----- Material for this exercise -----

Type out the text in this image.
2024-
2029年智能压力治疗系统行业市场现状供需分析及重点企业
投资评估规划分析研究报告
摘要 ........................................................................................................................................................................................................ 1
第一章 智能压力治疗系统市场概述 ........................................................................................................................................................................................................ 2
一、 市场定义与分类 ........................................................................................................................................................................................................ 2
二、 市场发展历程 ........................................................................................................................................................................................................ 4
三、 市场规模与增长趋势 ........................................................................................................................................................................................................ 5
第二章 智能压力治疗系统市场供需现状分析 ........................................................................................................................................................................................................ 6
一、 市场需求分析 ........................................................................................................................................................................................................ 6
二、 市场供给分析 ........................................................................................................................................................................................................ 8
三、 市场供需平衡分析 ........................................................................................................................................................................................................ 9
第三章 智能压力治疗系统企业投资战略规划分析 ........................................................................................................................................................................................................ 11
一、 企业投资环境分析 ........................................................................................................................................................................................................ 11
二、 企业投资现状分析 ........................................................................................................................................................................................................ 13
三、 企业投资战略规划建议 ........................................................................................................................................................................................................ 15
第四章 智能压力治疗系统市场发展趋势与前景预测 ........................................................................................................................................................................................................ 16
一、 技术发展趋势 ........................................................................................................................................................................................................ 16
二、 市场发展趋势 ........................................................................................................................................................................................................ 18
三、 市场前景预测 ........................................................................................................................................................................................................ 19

-----

Print every line of the records exactly. Omit nothing.

__Solution to the problem__:
Type out the text in this image.
2024-
2029年智能压力治疗系统行业市场现状供需分析及重点企业
投资评估规划分析研究报告
摘要 ........................................................................................................................................................................................................ 1
第一章 智能压力治疗系统市场概述 ........................................................................................................................................................................................................ 2
一、 市场定义与分类 ........................................................................................................................................................................................................ 2
二、 市场发展历程 ........................................................................................................................................................................................................ 4
三、 市场规模与增长趋势 ........................................................................................................................................................................................................ 5
第二章 智能压力治疗系统市场供需现状分析 ........................................................................................................................................................................................................ 6
一、 市场需求分析 ........................................................................................................................................................................................................ 6
二、 市场供给分析 ........................................................................................................................................................................................................ 8
三、 市场供需平衡分析 ........................................................................................................................................................................................................ 9
第三章 智能压力治疗系统企业投资战略规划分析 ........................................................................................................................................................................................................ 11
一、 企业投资环境分析 ........................................................................................................................................................................................................ 11
二、 企业投资现状分析 ........................................................................................................................................................................................................ 13
三、 企业投资战略规划建议 ........................................................................................................................................................................................................ 15
第四章 智能压力治疗系统市场发展趋势与前景预测 ........................................................................................................................................................................................................ 16
一、 技术发展趋势 ........................................................................................................................................................................................................ 16
二、 市场发展趋势 ........................................................................................................................................................................................................ 18
三、 市场前景预测 ........................................................................................................................................................................................................ 19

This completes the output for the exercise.